Set exercise: Write each line out again exactly as written.

Listed records start

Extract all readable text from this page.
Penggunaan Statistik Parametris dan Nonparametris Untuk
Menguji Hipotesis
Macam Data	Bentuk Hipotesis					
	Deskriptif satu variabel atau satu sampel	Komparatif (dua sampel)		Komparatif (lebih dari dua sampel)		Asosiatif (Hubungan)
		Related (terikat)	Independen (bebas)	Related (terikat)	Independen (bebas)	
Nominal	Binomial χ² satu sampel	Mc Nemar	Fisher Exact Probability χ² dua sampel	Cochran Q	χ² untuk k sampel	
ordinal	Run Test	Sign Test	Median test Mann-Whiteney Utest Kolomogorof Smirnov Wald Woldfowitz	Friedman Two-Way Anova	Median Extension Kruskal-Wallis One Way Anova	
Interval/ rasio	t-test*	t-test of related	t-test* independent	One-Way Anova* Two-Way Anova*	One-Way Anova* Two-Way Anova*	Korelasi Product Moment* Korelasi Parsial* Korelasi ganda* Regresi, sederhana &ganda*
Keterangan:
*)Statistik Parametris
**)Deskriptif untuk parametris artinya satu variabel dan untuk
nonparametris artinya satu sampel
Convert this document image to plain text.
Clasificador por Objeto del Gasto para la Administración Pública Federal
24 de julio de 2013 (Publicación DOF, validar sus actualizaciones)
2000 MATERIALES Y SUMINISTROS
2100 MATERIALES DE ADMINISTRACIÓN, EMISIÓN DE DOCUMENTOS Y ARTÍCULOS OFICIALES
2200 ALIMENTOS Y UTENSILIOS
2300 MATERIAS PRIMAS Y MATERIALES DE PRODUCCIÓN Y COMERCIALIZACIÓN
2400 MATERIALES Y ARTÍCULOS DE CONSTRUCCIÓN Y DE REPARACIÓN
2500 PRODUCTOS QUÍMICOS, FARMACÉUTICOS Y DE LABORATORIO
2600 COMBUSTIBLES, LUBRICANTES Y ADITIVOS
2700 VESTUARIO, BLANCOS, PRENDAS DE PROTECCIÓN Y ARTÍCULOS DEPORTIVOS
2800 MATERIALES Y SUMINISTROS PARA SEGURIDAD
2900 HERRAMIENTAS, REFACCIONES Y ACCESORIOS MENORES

Listed records end

Exercise response:
Extract all readable text from this page.
Penggunaan Statistik Parametris dan Nonparametris Untuk
Menguji Hipotesis
Macam Data	Bentuk Hipotesis					
	Deskriptif satu variabel atau satu sampel	Komparatif (dua sampel)		Komparatif (lebih dari dua sampel)		Asosiatif (Hubungan)
		Related (terikat)	Independen (bebas)	Related (terikat)	Independen (bebas)	
Nominal	Binomial χ² satu sampel	Mc Nemar	Fisher Exact Probability χ² dua sampel	Cochran Q	χ² untuk k sampel	
ordinal	Run Test	Sign Test	Median test Mann-Whiteney Utest Kolomogorof Smirnov Wald Woldfowitz	Friedman Two-Way Anova	Median Extension Kruskal-Wallis One Way Anova	
Interval/ rasio	t-test*	t-test of related	t-test* independent	One-Way Anova* Two-Way Anova*	One-Way Anova* Two-Way Anova*	Korelasi Product Moment* Korelasi Parsial* Korelasi ganda* Regresi, sederhana &ganda*
Keterangan:
*)Statistik Parametris
**)Deskriptif untuk parametris artinya satu variabel dan untuk
nonparametris artinya satu sampel
Convert this document image to plain text.
Clasificador por Objeto del Gasto para la Administración Pública Federal
24 de julio de 2013 (Publicación DOF, validar sus actualizaciones)
2000 MATERIALES Y SUMINISTROS
2100 MATERIALES DE ADMINISTRACIÓN, EMISIÓN DE DOCUMENTOS Y ARTÍCULOS OFICIALES
2200 ALIMENTOS Y UTENSILIOS
2300 MATERIAS PRIMAS Y MATERIALES DE PRODUCCIÓN Y COMERCIALIZACIÓN
2400 MATERIALES Y ARTÍCULOS DE CONSTRUCCIÓN Y DE REPARACIÓN
2500 PRODUCTOS QUÍMICOS, FARMACÉUTICOS Y DE LABORATORIO
2600 COMBUSTIBLES, LUBRICANTES Y ADITIVOS
2700 VESTUARIO, BLANCOS, PRENDAS DE PROTECCIÓN Y ARTÍCULOS DEPORTIVOS
2800 MATERIALES Y SUMINISTROS PARA SEGURIDAD
2900 HERRAMIENTAS, REFACCIONES Y ACCESORIOS MENORES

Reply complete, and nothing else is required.